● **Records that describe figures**
start
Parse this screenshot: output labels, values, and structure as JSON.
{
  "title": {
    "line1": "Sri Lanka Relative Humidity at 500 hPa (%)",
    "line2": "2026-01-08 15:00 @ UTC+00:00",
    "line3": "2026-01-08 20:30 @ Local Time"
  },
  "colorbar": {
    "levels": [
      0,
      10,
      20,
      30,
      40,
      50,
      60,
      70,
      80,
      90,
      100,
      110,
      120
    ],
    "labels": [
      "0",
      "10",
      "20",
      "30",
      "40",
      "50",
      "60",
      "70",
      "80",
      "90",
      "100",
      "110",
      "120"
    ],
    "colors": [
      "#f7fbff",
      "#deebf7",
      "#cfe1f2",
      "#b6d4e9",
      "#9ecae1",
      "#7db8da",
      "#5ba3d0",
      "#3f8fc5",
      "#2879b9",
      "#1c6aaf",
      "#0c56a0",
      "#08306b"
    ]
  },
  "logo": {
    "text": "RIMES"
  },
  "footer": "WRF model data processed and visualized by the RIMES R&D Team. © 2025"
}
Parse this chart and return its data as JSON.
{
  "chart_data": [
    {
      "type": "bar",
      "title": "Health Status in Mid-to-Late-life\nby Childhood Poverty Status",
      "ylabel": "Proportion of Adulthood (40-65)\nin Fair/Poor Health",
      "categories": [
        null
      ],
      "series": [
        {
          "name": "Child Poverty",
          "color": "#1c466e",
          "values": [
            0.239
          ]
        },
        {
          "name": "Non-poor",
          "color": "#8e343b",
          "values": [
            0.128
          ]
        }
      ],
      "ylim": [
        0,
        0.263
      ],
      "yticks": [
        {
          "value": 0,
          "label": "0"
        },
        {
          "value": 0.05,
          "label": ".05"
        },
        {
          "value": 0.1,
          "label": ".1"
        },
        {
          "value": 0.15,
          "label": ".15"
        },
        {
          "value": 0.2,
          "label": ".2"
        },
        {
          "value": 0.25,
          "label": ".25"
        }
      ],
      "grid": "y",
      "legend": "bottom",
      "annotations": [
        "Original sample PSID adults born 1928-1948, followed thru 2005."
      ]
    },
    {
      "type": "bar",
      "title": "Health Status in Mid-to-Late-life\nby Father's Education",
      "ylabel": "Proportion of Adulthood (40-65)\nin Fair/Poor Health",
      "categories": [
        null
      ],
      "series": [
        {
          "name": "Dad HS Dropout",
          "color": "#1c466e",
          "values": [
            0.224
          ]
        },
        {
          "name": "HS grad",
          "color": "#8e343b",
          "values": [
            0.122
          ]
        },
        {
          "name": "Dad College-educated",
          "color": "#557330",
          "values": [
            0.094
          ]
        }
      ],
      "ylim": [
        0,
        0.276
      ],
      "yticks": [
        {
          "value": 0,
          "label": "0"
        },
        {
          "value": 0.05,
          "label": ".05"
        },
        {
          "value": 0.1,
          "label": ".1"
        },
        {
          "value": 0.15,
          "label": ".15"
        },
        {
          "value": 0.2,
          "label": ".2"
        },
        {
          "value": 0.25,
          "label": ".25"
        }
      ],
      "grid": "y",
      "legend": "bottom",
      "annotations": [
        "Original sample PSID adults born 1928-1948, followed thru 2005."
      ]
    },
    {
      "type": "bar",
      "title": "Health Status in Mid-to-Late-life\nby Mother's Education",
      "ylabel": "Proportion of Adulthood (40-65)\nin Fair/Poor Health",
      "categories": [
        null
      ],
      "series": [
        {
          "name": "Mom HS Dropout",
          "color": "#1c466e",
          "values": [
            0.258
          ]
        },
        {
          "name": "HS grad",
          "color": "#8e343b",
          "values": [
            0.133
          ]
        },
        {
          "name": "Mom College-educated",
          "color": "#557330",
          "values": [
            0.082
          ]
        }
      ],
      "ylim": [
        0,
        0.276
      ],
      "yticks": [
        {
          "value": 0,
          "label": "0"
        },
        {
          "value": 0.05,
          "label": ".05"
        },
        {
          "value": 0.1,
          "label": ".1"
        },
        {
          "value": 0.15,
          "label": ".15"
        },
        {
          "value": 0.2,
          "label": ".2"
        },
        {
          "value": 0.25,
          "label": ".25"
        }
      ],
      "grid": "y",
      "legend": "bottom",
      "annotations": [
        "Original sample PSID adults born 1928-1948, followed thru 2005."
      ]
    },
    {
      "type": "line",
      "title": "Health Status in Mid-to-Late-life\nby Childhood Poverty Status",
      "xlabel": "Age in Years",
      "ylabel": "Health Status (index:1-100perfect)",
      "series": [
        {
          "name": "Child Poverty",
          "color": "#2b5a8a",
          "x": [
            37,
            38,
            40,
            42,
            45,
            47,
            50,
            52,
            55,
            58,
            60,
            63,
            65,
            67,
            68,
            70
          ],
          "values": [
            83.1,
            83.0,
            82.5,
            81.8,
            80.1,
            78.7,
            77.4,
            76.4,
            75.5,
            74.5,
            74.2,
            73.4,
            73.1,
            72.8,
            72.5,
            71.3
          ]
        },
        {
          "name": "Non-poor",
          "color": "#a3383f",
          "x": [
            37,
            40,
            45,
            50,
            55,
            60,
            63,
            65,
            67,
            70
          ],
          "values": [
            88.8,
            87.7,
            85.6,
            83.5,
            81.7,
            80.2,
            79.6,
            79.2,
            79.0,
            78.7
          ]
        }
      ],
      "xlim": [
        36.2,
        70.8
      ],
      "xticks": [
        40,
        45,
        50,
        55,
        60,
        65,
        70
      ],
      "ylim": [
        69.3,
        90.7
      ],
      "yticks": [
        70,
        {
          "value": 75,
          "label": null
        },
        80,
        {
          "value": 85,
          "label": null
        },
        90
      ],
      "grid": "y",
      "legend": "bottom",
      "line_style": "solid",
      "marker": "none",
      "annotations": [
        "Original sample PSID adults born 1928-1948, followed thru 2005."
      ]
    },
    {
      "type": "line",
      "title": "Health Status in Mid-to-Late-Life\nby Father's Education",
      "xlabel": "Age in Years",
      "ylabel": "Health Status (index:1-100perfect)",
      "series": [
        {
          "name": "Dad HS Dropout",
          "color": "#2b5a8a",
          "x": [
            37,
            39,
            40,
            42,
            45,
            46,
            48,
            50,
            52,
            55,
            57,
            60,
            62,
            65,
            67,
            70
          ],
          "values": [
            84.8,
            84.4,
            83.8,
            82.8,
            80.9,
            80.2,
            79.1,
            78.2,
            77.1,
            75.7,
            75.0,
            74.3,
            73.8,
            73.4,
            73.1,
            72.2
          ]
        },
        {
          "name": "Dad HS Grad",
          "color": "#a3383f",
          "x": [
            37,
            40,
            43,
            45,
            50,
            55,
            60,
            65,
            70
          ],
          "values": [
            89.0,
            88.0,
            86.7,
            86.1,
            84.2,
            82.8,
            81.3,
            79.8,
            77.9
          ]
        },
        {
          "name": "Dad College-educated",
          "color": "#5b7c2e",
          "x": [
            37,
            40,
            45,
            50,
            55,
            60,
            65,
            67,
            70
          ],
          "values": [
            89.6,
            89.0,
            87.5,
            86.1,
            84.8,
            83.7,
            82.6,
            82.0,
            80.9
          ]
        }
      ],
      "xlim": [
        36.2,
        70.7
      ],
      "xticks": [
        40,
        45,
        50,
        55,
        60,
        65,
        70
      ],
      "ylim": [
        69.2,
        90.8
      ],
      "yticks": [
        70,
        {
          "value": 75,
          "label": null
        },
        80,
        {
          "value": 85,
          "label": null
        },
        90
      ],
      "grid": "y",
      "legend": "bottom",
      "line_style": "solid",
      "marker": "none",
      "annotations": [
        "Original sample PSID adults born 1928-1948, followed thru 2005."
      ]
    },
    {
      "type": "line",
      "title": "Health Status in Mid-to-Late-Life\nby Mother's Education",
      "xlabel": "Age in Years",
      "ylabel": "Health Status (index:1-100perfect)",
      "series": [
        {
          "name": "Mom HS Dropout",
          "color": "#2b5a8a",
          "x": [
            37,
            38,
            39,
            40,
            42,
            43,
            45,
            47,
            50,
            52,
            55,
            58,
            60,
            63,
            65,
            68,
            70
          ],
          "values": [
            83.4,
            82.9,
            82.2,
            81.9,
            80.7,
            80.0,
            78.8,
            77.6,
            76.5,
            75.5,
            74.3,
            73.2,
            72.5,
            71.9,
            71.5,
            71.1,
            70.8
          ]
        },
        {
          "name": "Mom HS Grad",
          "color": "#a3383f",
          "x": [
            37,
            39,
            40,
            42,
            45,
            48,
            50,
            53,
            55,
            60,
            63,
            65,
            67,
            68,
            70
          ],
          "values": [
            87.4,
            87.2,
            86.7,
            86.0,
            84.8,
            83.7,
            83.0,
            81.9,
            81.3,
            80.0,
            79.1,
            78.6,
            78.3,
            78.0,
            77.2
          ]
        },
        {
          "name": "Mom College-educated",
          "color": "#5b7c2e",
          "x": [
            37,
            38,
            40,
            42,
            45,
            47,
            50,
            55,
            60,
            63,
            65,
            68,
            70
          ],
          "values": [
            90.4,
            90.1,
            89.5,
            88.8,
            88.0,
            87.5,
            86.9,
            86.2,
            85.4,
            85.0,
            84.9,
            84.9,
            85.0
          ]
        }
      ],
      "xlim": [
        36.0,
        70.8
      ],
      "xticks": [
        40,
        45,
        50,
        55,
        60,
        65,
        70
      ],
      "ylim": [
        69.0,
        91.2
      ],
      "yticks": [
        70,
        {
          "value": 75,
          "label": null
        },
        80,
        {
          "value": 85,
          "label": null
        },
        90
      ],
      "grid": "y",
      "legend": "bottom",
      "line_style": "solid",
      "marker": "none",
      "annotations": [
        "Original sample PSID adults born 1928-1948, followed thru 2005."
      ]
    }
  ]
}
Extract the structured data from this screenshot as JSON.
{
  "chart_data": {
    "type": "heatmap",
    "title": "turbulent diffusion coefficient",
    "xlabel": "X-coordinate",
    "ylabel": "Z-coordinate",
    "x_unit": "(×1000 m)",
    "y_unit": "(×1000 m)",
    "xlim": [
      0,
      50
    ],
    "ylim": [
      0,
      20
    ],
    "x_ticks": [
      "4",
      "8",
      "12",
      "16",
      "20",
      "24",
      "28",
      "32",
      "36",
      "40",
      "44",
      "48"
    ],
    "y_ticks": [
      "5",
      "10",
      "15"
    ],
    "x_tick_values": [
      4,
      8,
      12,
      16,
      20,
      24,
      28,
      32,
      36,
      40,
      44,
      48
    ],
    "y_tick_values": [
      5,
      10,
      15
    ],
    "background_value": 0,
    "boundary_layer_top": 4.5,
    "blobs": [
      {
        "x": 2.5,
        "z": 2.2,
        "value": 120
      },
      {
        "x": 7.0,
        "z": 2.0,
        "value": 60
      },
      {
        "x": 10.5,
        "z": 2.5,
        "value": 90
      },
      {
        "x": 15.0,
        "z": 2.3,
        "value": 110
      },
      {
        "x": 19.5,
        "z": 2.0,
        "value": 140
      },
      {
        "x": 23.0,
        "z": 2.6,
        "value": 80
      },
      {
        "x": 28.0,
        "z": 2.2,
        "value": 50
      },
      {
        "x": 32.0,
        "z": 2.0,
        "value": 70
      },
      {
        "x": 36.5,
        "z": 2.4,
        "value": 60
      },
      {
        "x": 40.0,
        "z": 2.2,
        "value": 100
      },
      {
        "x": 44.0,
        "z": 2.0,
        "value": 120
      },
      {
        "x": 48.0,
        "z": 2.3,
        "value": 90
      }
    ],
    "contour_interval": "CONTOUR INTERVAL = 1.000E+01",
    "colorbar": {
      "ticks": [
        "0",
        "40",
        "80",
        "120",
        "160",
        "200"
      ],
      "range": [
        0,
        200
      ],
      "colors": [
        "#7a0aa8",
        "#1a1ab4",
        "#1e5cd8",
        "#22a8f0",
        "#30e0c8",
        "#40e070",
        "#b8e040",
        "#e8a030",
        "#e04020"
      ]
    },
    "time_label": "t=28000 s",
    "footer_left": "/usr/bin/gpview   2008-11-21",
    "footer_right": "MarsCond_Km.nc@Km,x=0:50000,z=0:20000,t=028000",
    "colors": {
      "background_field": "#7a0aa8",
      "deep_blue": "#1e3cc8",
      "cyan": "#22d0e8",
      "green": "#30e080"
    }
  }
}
end
● **Task instructions**
Check each line of the entries above for the word "Father". List the ones that have it.

● **Task result**
      "title": "Health Status in Mid-to-Late-life\nby Father's Education",
      "title": "Health Status in Mid-to-Late-Life\nby Father's Education",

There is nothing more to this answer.